Render every entry exactly as it appears.
--- Task input ---
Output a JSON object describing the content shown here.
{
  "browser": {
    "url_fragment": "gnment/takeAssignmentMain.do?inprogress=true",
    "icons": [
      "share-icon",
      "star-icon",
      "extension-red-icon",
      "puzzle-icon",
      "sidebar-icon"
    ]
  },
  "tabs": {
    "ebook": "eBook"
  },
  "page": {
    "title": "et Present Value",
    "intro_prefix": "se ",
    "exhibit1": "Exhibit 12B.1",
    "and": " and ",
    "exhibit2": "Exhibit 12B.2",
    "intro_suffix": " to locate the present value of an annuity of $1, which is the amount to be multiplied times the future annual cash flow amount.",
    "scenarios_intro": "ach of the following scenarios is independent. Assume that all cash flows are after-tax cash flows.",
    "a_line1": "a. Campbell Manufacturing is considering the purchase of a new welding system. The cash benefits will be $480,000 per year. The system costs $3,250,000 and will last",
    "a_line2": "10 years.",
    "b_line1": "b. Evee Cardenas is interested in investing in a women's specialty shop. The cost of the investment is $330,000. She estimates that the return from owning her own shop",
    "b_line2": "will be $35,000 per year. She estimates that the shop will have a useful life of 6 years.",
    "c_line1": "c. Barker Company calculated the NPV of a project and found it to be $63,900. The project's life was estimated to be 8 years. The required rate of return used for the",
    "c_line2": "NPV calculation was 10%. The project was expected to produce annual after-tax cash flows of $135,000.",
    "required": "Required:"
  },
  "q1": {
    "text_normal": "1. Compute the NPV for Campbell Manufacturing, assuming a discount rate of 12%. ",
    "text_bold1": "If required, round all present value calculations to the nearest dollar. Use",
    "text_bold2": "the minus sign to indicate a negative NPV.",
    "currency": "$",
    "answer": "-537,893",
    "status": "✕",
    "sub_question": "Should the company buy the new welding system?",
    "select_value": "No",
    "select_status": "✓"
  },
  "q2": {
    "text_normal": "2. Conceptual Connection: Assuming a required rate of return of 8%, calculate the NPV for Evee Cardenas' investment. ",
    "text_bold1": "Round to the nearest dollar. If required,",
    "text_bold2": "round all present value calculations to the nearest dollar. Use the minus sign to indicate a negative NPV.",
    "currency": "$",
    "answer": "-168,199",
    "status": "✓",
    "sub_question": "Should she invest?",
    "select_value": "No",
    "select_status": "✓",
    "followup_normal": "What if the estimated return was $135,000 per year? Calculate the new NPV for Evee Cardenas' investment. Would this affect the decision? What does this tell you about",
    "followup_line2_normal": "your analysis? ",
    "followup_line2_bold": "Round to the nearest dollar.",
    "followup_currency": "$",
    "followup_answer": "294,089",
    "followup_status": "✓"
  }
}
---
◆ Exercise output:
Output a JSON object describing the content shown here.
{
  "browser": {
    "url_fragment": "gnment/takeAssignmentMain.do?inprogress=true",
    "icons": [
      "share-icon",
      "star-icon",
      "extension-red-icon",
      "puzzle-icon",
      "sidebar-icon"
    ]
  },
  "tabs": {
    "ebook": "eBook"
  },
  "page": {
    "title": "et Present Value",
    "intro_prefix": "se ",
    "exhibit1": "Exhibit 12B.1",
    "and": " and ",
    "exhibit2": "Exhibit 12B.2",
    "intro_suffix": " to locate the present value of an annuity of $1, which is the amount to be multiplied times the future annual cash flow amount.",
    "scenarios_intro": "ach of the following scenarios is independent. Assume that all cash flows are after-tax cash flows.",
    "a_line1": "a. Campbell Manufacturing is considering the purchase of a new welding system. The cash benefits will be $480,000 per year. The system costs $3,250,000 and will last",
    "a_line2": "10 years.",
    "b_line1": "b. Evee Cardenas is interested in investing in a women's specialty shop. The cost of the investment is $330,000. She estimates that the return from owning her own shop",
    "b_line2": "will be $35,000 per year. She estimates that the shop will have a useful life of 6 years.",
    "c_line1": "c. Barker Company calculated the NPV of a project and found it to be $63,900. The project's life was estimated to be 8 years. The required rate of return used for the",
    "c_line2": "NPV calculation was 10%. The project was expected to produce annual after-tax cash flows of $135,000.",
    "required": "Required:"
  },
  "q1": {
    "text_normal": "1. Compute the NPV for Campbell Manufacturing, assuming a discount rate of 12%. ",
    "text_bold1": "If required, round all present value calculations to the nearest dollar. Use",
    "text_bold2": "the minus sign to indicate a negative NPV.",
    "currency": "$",
    "answer": "-537,893",
    "status": "✕",
    "sub_question": "Should the company buy the new welding system?",
    "select_value": "No",
    "select_status": "✓"
  },
  "q2": {
    "text_normal": "2. Conceptual Connection: Assuming a required rate of return of 8%, calculate the NPV for Evee Cardenas' investment. ",
    "text_bold1": "Round to the nearest dollar. If required,",
    "text_bold2": "round all present value calculations to the nearest dollar. Use the minus sign to indicate a negative NPV.",
    "currency": "$",
    "answer": "-168,199",
    "status": "✓",
    "sub_question": "Should she invest?",
    "select_value": "No",
    "select_status": "✓",
    "followup_normal": "What if the estimated return was $135,000 per year? Calculate the new NPV for Evee Cardenas' investment. Would this affect the decision? What does this tell you about",
    "followup_line2_normal": "your analysis? ",
    "followup_line2_bold": "Round to the nearest dollar.",
    "followup_currency": "$",
    "followup_answer": "294,089",
    "followup_status": "✓"
  }
}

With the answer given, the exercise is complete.